**Available data**.
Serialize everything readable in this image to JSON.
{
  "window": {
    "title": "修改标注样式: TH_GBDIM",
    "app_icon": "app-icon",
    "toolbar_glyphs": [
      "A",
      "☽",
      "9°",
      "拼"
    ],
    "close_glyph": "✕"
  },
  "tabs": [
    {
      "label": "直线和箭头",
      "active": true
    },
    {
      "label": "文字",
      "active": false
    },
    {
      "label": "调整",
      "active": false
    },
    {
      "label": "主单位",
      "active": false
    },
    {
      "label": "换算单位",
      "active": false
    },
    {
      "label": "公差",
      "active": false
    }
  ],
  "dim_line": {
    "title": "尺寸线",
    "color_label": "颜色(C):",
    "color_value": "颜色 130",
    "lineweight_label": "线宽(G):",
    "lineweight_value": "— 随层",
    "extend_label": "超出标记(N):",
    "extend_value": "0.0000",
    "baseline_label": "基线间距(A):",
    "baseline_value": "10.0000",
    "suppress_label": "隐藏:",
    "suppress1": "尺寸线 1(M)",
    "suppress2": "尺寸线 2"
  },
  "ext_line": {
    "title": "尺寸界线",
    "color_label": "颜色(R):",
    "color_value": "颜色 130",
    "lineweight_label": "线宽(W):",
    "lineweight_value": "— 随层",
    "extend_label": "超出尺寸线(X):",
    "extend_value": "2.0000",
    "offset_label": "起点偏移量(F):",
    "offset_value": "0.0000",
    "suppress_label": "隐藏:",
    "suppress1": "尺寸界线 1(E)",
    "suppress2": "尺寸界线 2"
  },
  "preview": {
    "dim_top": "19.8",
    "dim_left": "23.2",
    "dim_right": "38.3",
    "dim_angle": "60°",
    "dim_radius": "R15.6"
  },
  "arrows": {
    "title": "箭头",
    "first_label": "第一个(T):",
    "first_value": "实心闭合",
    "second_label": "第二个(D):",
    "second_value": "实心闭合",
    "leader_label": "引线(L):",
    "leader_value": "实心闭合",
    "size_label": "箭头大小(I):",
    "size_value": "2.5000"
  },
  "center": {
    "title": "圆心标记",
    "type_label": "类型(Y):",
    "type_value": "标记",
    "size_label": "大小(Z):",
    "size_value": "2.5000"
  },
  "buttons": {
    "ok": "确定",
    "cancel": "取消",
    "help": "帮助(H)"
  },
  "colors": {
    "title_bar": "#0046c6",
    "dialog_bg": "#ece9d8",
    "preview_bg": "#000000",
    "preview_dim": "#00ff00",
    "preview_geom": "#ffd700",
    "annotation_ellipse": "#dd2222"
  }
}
---
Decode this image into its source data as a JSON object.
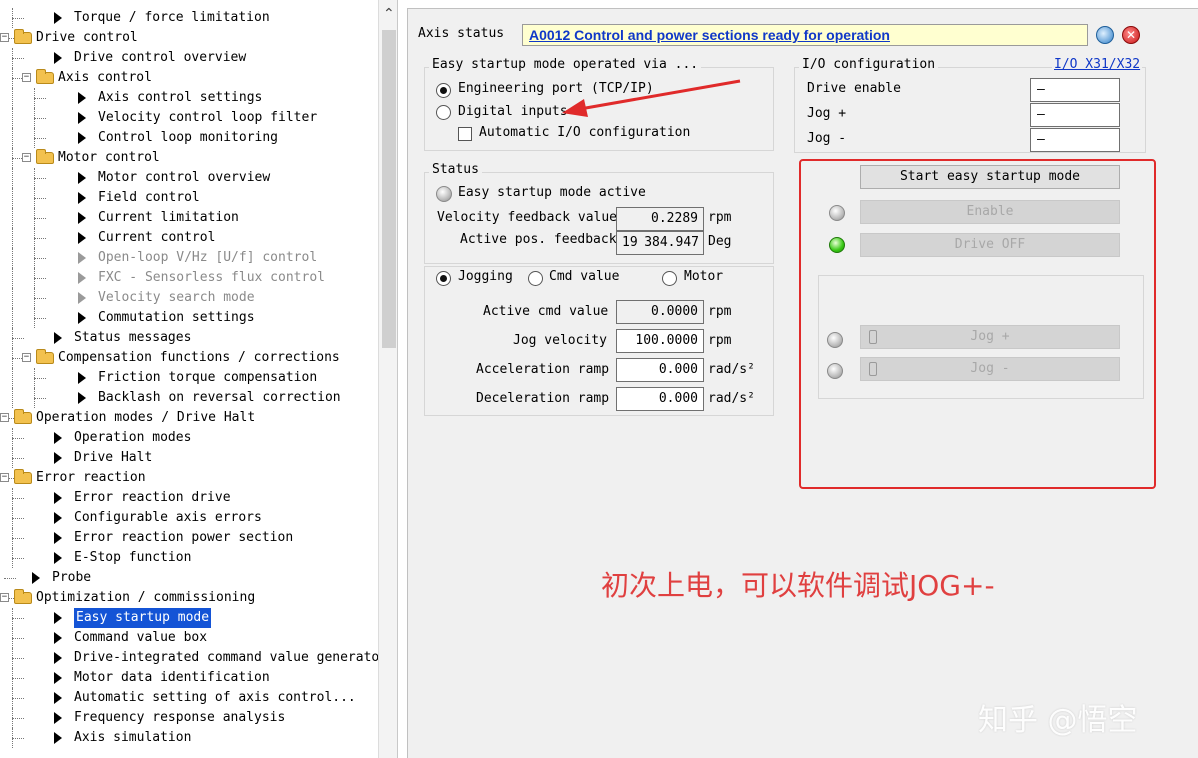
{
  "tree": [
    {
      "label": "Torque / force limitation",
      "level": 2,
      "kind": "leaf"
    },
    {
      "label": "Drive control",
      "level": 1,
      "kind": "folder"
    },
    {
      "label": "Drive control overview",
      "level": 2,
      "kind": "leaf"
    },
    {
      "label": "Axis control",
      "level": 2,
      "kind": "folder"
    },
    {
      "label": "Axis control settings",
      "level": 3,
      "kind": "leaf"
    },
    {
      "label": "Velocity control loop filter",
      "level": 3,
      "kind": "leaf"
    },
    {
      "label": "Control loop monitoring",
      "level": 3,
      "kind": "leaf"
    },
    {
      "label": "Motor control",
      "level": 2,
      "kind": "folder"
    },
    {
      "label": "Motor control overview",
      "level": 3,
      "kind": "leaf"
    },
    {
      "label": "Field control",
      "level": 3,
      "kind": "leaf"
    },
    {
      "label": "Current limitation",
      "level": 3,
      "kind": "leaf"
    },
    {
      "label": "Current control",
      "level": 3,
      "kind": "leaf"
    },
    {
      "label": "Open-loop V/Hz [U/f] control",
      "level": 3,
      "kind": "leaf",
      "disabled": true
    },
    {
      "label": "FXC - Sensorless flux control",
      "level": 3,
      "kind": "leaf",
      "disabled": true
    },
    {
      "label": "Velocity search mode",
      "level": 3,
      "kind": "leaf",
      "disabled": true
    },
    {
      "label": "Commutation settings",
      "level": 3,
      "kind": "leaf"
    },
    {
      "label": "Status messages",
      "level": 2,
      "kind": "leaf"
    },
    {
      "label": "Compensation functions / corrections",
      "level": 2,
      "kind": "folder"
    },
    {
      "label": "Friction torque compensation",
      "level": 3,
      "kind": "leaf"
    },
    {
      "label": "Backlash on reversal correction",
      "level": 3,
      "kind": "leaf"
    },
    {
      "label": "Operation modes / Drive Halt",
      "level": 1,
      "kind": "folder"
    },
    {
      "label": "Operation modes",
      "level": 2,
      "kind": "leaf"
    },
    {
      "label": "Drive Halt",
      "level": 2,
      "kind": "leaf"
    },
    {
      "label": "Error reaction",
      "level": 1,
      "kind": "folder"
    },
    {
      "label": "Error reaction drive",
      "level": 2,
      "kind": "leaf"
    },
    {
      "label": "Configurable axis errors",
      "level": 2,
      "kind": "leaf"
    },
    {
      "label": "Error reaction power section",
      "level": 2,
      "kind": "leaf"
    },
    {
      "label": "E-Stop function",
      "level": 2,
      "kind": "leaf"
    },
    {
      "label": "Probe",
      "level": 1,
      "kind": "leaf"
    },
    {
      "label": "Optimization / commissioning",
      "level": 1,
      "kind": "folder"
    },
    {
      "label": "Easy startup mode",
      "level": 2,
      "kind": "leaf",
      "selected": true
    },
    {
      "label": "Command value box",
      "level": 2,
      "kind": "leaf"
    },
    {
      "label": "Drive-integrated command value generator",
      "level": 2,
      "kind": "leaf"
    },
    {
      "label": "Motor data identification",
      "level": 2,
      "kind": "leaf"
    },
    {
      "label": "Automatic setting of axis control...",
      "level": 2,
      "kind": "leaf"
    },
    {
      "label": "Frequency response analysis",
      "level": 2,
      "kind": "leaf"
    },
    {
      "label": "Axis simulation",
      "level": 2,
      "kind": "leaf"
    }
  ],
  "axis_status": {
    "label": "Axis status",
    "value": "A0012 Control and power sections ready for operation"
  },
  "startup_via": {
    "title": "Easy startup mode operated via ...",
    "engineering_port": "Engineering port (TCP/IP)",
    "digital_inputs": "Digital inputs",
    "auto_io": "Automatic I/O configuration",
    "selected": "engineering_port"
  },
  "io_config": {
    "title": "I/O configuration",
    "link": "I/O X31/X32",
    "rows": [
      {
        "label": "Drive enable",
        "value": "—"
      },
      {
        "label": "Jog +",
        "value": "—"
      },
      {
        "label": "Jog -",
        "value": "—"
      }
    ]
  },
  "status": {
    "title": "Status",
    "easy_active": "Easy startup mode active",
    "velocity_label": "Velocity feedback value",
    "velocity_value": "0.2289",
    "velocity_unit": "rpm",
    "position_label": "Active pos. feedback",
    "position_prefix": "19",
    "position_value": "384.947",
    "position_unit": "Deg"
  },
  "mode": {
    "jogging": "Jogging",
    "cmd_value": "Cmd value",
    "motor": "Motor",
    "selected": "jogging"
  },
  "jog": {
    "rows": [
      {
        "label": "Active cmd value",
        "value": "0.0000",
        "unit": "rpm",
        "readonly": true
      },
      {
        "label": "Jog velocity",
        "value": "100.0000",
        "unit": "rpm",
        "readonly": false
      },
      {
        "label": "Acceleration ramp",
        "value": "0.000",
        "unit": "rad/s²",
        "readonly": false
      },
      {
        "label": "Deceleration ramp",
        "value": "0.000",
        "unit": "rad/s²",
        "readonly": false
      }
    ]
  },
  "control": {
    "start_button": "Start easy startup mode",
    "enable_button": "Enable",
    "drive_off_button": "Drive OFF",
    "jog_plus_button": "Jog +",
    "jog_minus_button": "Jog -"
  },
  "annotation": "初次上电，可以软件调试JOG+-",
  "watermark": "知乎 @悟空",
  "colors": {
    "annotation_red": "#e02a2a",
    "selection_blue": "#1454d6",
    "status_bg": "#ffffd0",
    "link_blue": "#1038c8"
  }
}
--
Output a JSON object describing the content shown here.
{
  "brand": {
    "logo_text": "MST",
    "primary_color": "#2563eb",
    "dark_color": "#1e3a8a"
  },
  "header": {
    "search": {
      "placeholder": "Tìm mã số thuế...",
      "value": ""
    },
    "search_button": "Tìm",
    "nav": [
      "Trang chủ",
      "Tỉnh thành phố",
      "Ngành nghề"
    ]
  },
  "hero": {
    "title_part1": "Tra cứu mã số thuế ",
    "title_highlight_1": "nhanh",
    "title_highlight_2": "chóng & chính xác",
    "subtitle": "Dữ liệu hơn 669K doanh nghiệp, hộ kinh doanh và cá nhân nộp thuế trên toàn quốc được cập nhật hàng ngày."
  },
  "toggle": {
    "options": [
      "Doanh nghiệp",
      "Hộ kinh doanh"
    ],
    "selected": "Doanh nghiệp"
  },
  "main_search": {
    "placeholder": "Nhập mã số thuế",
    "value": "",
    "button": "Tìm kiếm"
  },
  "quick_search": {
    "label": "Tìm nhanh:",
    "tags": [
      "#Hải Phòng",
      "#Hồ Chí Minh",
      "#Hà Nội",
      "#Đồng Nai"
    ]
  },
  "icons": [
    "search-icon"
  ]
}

**Written task**. Reply with one number only, the count of lines above that hold the string "nhanh".

**The response**. 2